▶ [Aim of the exercise] Among the lines of this listing, determine how many contain the string "延禧攻略". Answer with the number only.

↓

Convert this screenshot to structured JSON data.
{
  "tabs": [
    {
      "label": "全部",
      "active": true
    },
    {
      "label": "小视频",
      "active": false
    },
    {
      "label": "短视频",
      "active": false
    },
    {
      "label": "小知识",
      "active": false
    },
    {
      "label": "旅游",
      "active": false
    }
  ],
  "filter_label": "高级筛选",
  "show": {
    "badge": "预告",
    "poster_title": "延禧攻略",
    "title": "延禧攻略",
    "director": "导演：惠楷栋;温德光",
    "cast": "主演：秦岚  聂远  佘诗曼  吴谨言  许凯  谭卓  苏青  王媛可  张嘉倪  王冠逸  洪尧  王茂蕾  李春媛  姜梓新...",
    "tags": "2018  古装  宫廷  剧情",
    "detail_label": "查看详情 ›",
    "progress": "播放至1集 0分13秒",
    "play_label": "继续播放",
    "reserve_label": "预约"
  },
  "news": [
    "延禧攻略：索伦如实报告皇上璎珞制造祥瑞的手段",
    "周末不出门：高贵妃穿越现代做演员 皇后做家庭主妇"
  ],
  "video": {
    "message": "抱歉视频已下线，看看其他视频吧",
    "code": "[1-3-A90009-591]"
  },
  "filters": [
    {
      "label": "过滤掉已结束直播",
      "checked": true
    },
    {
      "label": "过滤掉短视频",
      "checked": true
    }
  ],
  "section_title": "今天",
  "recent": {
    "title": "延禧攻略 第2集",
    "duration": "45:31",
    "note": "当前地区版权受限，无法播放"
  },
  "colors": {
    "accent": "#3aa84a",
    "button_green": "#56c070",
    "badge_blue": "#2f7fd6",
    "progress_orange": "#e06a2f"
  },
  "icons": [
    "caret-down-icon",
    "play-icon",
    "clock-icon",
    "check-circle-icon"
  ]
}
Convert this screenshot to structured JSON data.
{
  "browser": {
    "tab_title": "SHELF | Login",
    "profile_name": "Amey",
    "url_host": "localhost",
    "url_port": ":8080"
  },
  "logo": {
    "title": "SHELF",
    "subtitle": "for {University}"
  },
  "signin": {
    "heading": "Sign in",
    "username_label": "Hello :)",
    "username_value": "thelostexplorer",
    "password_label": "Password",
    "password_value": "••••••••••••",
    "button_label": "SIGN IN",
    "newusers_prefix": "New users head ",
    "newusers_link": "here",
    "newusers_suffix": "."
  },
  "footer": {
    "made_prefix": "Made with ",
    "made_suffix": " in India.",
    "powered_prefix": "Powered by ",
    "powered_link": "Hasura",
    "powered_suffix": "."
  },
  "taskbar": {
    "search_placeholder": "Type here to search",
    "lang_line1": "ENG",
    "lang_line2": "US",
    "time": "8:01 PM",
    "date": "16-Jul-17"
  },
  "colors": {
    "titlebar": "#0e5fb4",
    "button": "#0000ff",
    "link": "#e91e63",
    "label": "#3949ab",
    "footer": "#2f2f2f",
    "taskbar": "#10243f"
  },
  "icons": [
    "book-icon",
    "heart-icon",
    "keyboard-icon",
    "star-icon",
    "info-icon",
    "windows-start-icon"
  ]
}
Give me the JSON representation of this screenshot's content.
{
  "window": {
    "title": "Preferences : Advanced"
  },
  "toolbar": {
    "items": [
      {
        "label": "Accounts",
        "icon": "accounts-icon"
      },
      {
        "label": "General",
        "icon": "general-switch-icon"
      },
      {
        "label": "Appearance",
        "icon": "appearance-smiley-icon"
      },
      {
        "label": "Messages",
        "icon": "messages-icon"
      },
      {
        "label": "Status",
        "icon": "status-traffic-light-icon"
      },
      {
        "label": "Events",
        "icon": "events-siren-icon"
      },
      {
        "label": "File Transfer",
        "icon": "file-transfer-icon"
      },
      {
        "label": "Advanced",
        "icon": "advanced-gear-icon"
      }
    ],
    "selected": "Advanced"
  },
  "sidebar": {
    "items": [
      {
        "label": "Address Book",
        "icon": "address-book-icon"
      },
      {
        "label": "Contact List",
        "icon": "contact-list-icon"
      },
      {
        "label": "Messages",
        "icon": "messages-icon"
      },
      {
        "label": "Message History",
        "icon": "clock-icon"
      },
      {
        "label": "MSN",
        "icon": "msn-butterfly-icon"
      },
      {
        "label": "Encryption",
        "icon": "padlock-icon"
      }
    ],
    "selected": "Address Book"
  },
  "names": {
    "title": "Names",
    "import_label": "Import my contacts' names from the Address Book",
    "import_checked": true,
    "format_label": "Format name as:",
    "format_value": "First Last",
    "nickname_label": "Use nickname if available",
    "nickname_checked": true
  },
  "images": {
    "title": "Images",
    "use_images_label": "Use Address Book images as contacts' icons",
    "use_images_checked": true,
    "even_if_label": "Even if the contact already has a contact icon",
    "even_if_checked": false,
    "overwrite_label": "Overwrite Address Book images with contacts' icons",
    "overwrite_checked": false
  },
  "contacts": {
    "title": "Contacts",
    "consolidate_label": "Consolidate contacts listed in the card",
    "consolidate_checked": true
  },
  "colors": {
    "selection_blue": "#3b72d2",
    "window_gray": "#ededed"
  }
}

↑

▶ [Answer to the problem] 4